Requirements:
Collect all lines from the listing that include the string "sole".

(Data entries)

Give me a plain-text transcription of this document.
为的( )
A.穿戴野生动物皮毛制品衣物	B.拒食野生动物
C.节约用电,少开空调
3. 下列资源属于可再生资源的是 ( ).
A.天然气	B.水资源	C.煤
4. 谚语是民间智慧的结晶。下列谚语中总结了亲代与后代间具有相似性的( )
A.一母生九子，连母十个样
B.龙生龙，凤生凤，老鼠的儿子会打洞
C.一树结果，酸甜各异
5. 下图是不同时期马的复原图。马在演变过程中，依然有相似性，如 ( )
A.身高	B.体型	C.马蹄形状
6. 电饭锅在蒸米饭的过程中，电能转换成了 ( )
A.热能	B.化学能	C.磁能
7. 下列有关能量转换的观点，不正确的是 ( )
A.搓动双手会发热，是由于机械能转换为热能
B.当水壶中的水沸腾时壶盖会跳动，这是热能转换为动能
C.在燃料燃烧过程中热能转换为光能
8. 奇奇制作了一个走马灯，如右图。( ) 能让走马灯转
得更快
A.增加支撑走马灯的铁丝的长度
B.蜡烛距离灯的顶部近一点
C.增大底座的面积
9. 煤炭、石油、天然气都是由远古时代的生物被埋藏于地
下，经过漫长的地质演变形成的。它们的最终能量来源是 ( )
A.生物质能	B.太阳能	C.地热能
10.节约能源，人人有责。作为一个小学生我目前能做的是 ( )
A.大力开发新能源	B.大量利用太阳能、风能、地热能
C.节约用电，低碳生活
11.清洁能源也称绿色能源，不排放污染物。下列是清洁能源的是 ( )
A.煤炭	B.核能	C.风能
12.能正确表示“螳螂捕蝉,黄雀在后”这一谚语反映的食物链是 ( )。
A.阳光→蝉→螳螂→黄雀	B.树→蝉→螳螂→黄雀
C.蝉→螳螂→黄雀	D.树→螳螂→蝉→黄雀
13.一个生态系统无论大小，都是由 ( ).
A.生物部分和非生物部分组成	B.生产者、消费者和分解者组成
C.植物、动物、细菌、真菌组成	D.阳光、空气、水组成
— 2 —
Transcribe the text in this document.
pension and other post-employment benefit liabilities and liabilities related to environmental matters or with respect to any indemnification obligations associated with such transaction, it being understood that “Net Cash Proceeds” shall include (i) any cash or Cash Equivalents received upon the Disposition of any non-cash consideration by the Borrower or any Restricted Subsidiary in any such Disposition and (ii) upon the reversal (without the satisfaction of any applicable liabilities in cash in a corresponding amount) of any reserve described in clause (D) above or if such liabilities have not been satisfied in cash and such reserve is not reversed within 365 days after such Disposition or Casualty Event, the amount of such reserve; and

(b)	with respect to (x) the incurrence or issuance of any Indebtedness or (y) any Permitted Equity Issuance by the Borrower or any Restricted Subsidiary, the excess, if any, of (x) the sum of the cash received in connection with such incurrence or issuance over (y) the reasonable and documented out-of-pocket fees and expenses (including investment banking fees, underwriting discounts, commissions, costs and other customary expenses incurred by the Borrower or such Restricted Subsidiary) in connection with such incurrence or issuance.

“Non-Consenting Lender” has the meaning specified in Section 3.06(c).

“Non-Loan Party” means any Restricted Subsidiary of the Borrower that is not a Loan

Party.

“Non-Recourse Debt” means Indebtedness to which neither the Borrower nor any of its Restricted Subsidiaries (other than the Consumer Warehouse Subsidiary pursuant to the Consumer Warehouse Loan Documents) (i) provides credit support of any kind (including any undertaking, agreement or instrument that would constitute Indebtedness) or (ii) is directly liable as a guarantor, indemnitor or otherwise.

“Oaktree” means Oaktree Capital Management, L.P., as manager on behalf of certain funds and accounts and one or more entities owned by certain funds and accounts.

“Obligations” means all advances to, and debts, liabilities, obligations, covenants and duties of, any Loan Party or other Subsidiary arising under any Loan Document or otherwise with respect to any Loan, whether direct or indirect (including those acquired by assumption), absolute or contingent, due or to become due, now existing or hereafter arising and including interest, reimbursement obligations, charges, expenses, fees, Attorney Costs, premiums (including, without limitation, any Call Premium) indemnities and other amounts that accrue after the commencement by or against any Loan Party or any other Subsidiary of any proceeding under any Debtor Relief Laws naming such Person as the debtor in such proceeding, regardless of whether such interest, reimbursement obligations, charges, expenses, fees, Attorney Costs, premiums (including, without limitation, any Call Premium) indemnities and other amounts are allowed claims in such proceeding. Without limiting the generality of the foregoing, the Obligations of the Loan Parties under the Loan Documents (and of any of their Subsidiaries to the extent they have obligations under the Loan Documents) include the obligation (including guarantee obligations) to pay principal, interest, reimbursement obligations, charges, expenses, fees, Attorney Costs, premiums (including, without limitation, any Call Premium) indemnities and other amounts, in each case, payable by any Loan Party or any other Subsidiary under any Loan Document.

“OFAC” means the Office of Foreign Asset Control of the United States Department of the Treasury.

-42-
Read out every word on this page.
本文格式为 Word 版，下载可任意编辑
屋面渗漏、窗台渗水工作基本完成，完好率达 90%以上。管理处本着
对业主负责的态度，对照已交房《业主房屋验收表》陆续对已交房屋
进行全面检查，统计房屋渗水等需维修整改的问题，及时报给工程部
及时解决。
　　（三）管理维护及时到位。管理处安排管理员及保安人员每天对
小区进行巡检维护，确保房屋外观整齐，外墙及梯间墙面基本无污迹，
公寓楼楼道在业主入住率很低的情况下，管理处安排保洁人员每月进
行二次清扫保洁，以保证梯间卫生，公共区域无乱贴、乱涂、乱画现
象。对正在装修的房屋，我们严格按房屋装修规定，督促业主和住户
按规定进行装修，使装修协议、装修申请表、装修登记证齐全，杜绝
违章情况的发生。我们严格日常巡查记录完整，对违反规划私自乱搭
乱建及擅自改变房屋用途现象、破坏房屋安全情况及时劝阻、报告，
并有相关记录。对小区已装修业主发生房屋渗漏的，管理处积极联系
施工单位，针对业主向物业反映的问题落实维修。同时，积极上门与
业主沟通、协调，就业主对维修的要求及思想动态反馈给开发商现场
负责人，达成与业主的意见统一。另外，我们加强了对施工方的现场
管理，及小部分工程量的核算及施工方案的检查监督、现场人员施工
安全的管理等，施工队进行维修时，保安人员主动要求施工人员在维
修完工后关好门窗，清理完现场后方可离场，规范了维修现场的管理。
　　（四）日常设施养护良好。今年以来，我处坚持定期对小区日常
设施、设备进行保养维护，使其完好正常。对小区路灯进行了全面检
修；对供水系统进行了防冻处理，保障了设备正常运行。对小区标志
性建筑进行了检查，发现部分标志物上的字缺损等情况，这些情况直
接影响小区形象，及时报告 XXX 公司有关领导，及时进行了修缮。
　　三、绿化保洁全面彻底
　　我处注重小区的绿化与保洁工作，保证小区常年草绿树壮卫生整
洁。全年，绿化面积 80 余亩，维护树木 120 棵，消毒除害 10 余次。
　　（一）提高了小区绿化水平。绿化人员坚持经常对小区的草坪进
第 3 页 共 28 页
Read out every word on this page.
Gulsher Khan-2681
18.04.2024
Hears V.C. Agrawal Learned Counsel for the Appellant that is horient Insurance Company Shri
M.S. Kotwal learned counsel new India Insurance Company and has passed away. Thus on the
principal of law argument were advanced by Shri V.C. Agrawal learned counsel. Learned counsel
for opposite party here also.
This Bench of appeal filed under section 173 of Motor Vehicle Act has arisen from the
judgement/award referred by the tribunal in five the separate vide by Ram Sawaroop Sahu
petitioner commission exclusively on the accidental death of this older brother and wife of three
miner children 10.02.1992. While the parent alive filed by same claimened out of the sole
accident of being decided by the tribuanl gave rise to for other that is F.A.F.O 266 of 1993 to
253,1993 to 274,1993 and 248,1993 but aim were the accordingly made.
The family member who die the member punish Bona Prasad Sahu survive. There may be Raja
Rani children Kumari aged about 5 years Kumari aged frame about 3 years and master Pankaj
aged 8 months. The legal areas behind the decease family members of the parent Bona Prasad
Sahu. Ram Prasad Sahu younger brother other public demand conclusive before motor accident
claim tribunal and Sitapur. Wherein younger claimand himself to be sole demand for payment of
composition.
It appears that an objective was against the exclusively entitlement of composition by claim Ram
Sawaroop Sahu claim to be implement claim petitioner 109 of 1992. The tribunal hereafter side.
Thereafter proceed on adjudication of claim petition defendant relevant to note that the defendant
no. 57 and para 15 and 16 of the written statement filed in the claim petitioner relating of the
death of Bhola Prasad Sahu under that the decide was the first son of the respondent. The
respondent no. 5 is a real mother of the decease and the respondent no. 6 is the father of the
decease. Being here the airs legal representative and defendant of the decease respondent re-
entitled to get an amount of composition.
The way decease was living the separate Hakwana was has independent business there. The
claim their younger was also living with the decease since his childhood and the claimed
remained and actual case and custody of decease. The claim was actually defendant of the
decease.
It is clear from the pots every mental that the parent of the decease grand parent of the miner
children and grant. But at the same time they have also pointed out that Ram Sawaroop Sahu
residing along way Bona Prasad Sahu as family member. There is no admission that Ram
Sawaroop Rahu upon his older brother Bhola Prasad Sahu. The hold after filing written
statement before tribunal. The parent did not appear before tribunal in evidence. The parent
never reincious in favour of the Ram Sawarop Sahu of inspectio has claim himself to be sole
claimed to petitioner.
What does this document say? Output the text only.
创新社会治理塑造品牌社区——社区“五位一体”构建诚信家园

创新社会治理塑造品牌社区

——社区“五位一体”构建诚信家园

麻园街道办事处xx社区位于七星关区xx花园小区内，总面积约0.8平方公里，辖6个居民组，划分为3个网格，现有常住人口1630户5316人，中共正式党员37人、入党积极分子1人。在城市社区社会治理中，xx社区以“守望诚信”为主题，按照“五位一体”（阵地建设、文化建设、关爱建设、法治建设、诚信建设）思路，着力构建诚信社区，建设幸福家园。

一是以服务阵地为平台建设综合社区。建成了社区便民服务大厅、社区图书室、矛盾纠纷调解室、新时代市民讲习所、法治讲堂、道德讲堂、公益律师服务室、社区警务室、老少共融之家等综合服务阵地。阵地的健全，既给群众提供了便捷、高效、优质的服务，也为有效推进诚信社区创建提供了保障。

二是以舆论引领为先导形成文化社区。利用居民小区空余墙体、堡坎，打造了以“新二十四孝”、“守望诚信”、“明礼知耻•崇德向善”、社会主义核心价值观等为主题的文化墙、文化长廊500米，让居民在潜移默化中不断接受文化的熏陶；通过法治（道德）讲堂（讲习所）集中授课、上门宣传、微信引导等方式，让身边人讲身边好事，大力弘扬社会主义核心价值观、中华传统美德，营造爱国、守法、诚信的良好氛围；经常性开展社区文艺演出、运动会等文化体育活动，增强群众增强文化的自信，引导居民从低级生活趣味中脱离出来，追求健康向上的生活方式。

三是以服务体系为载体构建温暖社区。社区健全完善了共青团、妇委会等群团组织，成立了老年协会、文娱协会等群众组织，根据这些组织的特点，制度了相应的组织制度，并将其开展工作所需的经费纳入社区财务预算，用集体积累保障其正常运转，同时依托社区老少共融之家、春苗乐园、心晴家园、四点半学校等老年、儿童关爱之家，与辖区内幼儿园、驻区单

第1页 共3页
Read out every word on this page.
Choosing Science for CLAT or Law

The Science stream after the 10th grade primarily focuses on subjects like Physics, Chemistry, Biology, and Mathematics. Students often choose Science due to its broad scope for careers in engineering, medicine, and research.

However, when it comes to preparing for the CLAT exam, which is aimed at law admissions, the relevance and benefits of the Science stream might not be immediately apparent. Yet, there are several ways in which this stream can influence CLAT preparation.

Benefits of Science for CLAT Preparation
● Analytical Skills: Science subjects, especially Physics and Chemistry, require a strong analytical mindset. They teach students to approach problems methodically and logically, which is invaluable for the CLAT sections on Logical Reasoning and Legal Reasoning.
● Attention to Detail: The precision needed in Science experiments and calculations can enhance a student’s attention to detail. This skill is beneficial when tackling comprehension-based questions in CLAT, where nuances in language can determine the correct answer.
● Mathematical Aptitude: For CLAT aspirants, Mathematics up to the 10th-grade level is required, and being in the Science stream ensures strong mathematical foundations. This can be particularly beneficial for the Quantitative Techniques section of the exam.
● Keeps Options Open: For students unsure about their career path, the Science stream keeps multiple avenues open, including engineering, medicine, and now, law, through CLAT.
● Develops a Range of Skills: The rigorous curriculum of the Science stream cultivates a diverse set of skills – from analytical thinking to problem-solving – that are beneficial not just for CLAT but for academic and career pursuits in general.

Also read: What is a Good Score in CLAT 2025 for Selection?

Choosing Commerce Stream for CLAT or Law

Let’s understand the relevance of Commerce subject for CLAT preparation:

Exercise response:
miner children 10.02.1992. While the parent alive filed by same claimened out of the sole
claim tribunal and Sitapur. Wherein younger claimand himself to be sole demand for payment of
never reincious in favour of the Ram Sawarop Sahu of inspectio has claim himself to be sole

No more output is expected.